**What you are asked to do**
Copy each line that has the string "Ancora" somewhere in it.

**Records for the task**
- - -
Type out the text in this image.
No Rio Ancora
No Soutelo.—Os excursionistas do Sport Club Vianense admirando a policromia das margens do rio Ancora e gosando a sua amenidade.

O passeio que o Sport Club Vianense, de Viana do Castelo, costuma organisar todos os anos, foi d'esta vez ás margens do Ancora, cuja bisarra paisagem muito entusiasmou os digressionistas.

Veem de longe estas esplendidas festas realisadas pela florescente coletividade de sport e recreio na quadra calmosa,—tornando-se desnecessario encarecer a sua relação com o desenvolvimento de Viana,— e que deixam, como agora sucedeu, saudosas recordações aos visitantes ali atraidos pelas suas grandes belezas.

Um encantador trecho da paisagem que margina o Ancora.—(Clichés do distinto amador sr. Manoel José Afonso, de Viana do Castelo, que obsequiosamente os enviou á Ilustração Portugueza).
- - -
**Final result**
No Rio Ancora
No Soutelo.—Os excursionistas do Sport Club Vianense admirando a policromia das margens do rio Ancora e gosando a sua amenidade.
O passeio que o Sport Club Vianense, de Viana do Castelo, costuma organisar todos os anos, foi d'esta vez ás margens do Ancora, cuja bisarra paisagem muito entusiasmou os digressionistas.
Um encantador trecho da paisagem que margina o Ancora.—(Clichés do distinto amador sr. Manoel José Afonso, de Viana do Castelo, que obsequiosamente os enviou á Ilustração Portugueza).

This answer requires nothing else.